Go through the material and pull out every line with the string "text" in it.

Part of a data file:
* Begin *

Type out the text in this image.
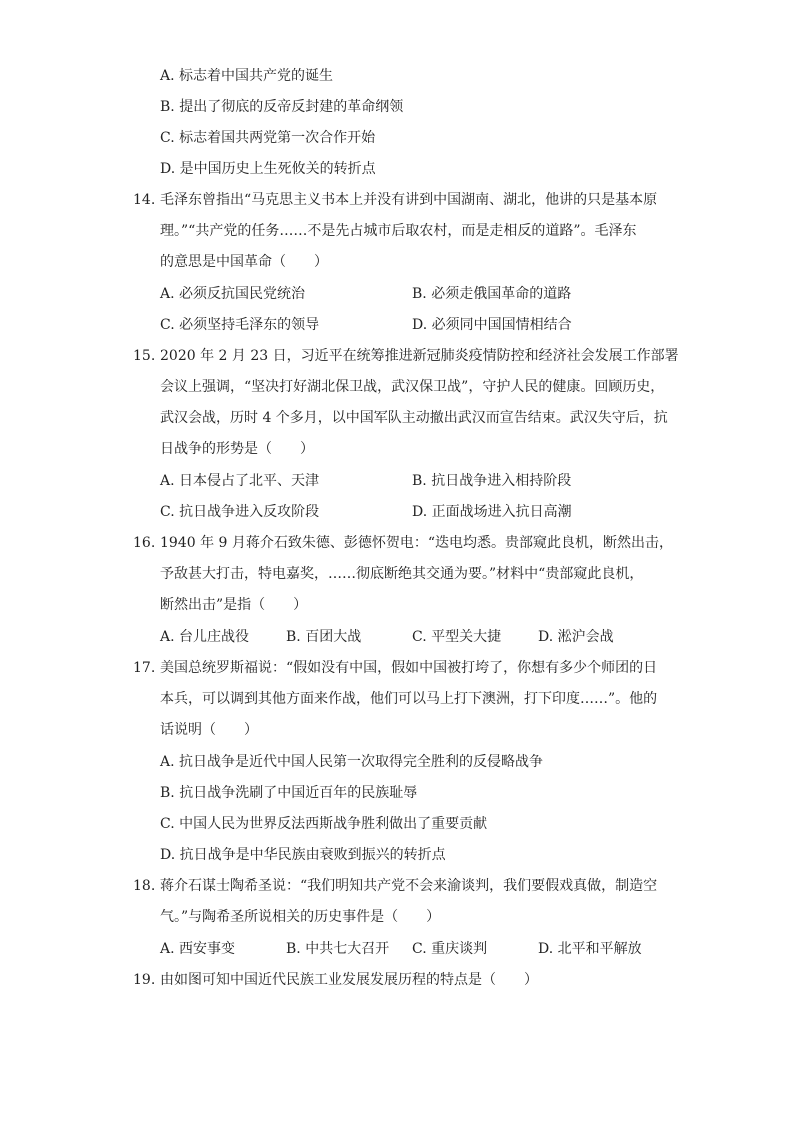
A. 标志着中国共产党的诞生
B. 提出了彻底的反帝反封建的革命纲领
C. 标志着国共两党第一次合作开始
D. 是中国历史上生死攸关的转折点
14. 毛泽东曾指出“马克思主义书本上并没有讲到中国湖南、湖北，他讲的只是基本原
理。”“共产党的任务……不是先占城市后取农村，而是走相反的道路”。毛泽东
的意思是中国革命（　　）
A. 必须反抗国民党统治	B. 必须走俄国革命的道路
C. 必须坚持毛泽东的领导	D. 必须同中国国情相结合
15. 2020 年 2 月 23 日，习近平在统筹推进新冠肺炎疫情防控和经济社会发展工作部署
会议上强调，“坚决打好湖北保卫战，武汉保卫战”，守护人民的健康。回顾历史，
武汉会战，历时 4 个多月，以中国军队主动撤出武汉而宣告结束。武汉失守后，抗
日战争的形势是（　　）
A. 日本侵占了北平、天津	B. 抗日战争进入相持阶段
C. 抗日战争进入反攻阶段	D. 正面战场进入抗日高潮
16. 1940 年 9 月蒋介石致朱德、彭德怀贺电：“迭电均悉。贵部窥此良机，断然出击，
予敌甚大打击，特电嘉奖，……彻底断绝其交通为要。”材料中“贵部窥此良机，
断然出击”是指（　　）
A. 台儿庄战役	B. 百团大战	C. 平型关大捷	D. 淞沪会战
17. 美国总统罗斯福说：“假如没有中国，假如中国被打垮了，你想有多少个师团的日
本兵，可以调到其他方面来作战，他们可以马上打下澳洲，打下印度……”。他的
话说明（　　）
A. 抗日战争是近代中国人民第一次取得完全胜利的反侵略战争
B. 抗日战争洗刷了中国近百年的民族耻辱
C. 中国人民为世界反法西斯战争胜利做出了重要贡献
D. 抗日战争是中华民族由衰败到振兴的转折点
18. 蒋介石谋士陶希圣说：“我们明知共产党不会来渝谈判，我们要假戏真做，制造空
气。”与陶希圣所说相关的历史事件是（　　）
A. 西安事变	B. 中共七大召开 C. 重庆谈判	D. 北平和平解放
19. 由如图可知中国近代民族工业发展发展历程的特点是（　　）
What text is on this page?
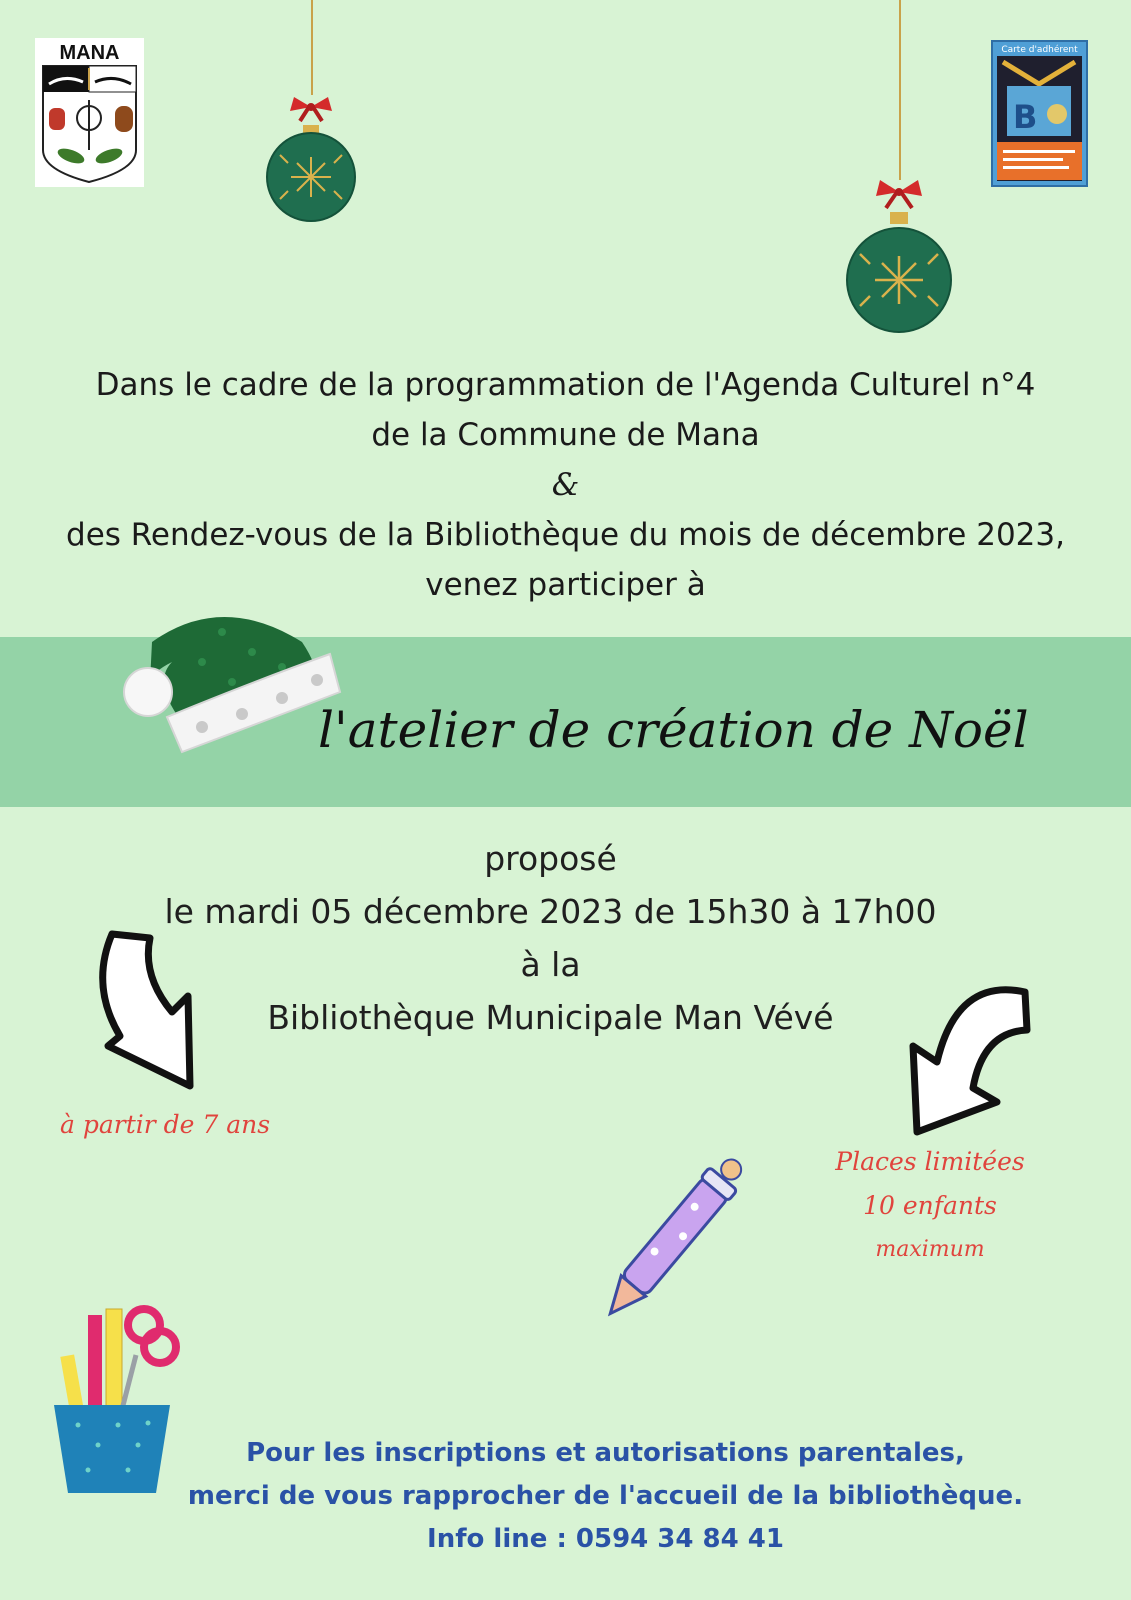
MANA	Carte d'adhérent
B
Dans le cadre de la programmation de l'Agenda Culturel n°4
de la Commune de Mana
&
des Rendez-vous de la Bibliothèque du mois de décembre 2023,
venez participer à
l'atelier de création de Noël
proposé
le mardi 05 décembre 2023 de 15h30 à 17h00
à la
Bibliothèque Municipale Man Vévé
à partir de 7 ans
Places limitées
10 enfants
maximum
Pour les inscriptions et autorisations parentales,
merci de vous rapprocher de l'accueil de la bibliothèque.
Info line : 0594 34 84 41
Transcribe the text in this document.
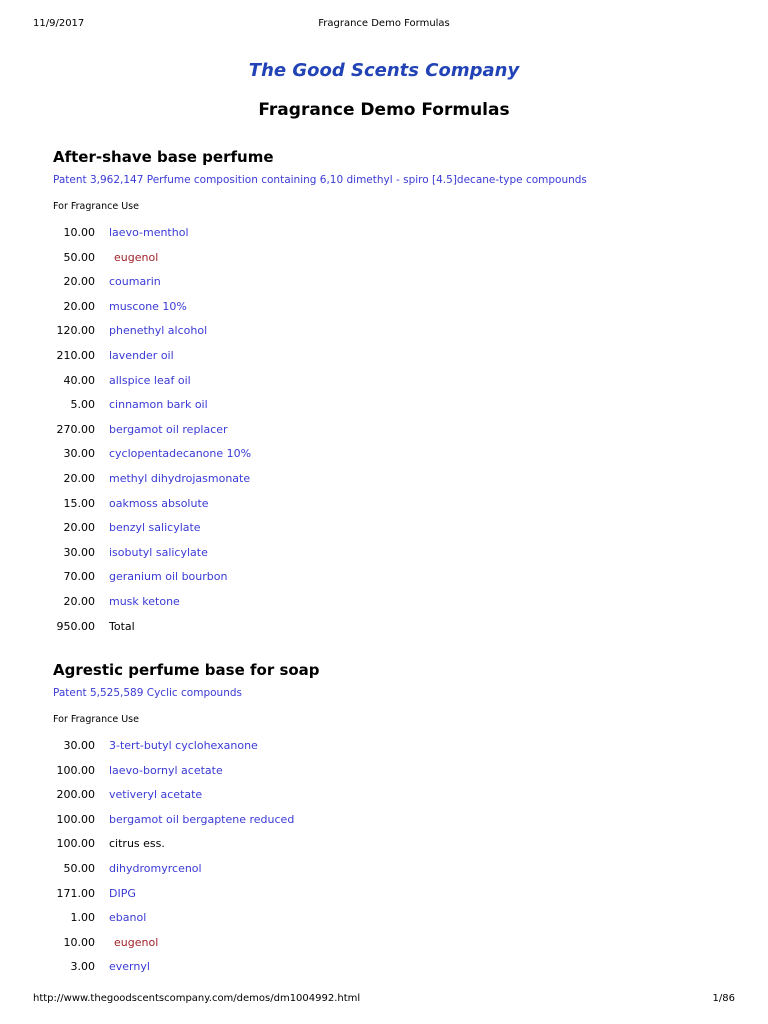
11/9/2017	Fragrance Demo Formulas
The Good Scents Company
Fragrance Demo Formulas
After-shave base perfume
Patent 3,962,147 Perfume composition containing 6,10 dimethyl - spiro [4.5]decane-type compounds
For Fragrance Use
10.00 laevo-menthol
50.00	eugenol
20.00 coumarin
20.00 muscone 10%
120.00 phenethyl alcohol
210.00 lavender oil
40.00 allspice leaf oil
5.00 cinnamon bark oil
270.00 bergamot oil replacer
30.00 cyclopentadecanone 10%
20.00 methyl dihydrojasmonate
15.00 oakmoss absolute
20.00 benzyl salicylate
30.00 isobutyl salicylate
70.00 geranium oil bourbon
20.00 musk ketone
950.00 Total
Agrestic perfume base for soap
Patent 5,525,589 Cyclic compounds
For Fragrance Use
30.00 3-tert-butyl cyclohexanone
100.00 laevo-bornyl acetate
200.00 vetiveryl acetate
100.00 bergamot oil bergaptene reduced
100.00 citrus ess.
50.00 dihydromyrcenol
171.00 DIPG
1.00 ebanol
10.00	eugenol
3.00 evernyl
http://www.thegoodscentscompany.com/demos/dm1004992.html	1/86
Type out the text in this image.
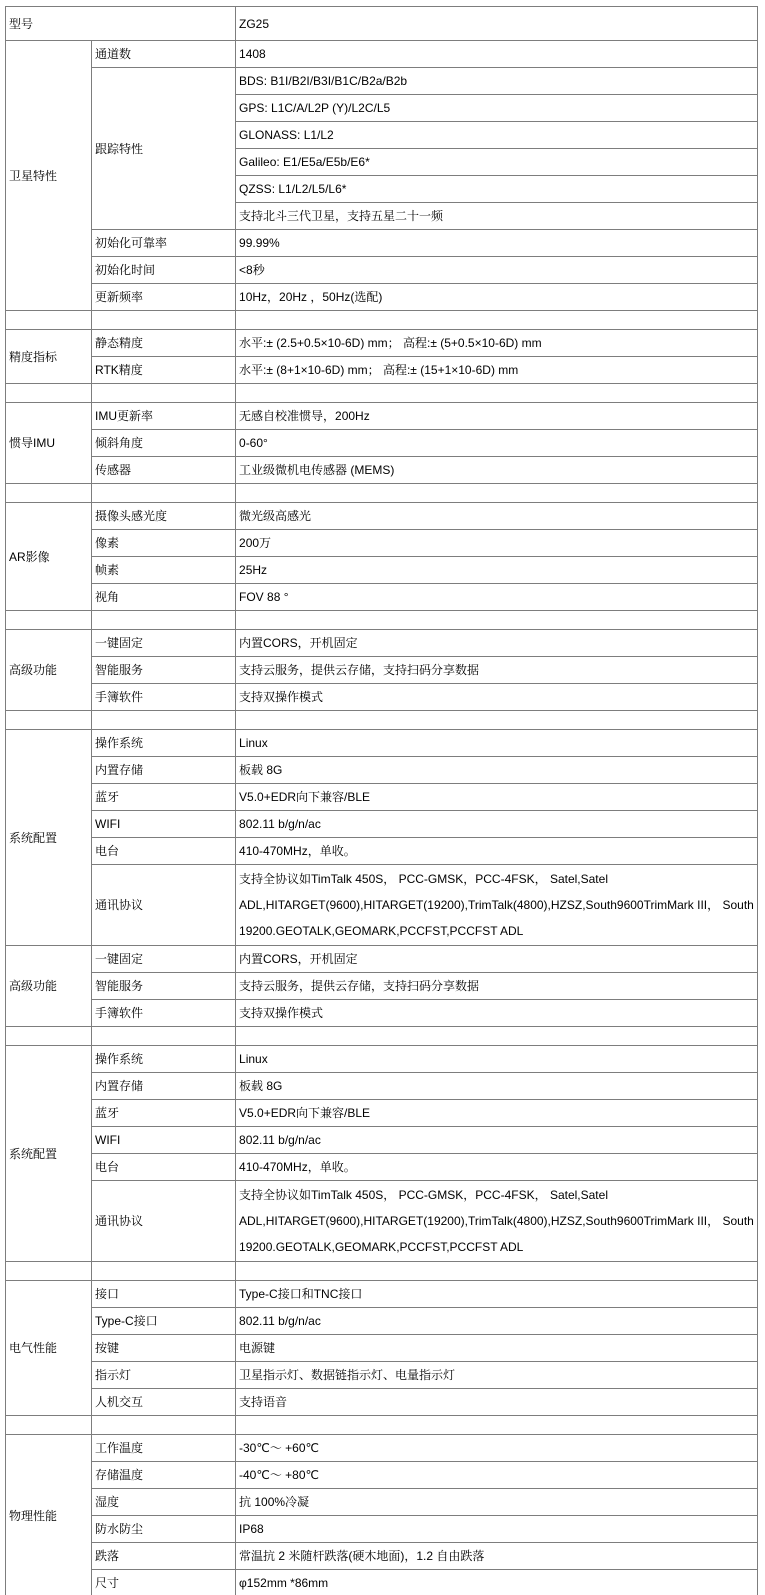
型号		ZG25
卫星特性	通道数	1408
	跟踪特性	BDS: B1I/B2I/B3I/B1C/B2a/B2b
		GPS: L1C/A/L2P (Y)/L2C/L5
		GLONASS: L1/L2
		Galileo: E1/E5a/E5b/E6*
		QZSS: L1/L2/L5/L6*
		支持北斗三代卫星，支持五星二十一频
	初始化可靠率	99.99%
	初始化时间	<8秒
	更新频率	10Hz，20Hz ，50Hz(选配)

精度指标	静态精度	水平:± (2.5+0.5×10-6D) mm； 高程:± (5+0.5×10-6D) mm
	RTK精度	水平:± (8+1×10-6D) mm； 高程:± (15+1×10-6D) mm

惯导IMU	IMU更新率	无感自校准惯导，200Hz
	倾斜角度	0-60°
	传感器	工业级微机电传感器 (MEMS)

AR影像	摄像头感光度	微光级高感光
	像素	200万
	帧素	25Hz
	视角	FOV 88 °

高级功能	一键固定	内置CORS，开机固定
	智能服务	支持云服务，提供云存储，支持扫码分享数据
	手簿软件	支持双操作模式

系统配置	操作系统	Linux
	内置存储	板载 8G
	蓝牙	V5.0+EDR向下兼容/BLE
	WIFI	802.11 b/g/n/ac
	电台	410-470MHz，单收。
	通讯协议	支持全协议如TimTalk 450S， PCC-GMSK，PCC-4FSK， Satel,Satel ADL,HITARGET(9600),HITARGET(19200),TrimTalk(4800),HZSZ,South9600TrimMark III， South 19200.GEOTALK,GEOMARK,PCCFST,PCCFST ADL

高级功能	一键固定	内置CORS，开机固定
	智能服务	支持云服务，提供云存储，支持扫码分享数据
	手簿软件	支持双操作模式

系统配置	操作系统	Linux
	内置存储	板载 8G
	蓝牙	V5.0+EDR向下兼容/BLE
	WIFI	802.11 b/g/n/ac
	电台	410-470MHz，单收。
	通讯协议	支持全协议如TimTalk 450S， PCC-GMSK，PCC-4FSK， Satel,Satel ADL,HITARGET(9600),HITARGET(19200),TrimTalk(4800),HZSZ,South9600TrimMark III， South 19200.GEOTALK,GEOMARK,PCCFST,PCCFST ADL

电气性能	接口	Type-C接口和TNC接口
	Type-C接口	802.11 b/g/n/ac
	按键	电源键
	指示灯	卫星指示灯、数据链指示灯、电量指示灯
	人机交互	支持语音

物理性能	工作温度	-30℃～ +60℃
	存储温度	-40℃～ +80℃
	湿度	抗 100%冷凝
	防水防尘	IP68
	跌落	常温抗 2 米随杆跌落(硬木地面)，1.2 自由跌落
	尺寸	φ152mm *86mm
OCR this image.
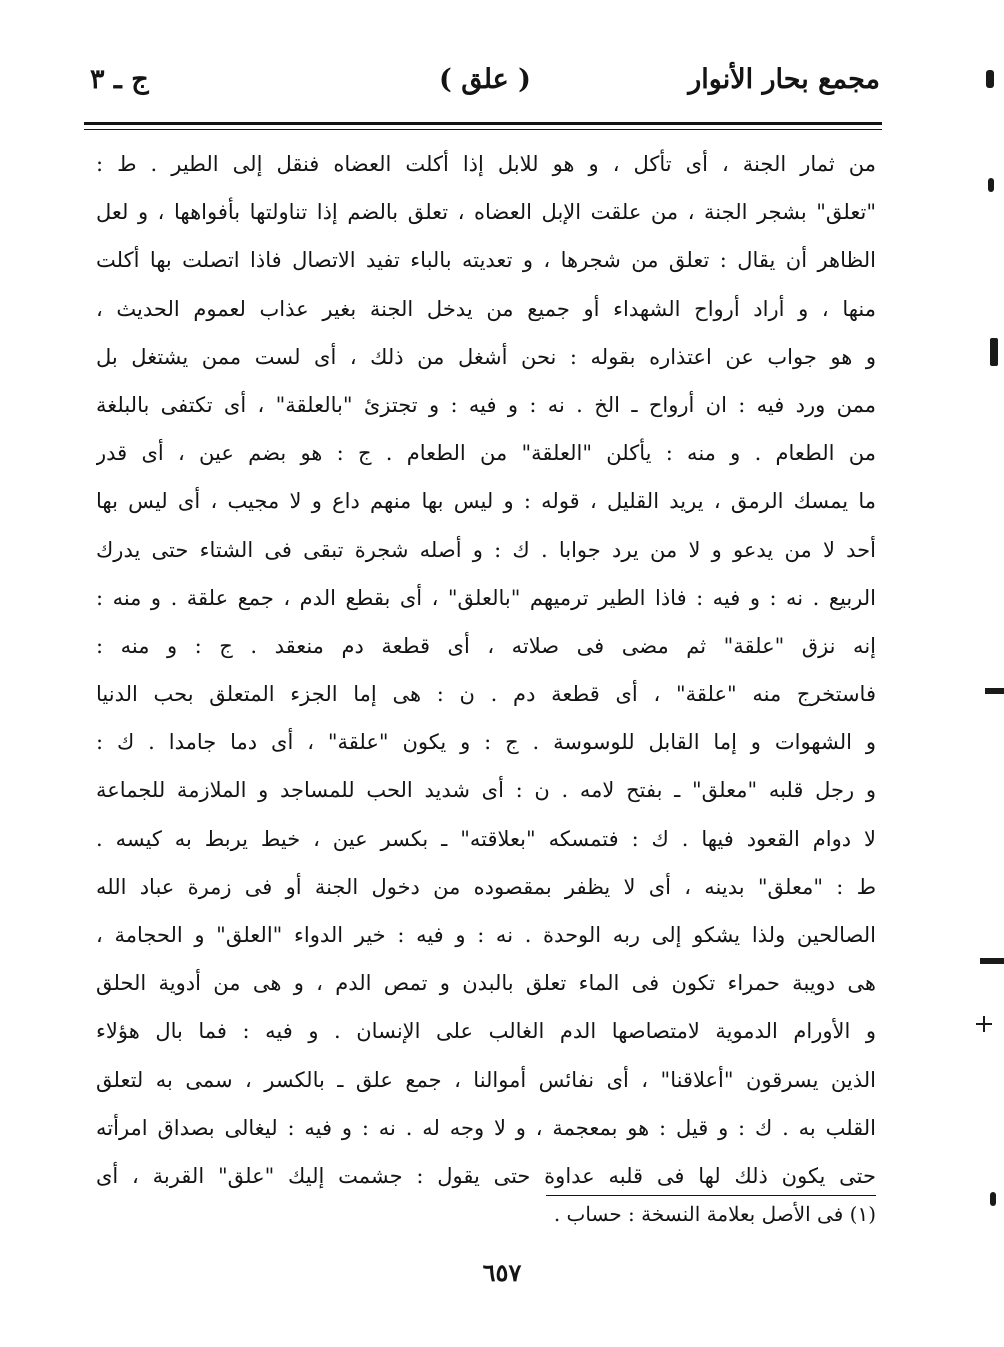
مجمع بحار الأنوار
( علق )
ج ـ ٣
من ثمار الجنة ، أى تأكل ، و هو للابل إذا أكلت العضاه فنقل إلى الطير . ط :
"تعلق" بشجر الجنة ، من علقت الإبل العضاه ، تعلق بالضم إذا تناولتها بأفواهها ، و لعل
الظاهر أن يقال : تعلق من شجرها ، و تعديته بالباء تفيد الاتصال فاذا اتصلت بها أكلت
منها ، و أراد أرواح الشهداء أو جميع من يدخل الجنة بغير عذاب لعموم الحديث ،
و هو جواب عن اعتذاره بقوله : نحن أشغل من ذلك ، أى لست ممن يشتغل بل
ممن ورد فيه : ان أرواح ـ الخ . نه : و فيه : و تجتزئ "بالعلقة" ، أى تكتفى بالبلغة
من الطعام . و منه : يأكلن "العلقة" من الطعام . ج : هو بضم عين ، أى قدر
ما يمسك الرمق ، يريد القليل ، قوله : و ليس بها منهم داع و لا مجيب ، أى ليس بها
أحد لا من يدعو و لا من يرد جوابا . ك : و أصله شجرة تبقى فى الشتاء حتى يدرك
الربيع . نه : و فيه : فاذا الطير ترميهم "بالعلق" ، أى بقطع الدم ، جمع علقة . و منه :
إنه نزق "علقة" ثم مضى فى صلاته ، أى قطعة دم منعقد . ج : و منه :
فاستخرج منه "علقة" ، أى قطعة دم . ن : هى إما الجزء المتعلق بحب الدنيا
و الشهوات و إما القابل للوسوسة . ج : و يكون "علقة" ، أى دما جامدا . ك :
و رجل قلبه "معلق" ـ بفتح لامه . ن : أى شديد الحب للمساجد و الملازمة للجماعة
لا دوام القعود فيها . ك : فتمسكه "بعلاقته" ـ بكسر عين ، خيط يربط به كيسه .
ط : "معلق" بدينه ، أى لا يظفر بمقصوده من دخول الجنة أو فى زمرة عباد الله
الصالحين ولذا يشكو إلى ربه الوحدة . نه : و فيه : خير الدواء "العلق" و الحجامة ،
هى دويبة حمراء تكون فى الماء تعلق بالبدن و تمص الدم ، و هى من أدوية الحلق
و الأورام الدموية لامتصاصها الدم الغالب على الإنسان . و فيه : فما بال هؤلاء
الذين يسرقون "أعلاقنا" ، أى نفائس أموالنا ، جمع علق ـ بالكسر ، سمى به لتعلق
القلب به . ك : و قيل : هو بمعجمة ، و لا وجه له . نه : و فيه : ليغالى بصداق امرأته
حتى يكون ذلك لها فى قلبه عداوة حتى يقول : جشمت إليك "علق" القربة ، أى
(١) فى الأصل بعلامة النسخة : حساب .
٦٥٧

* End *

REPLY TO THE EXERCISE:
Type out the text in this image.
What text is on this page?
Transcribe the text in this document.
Type out the text in this image.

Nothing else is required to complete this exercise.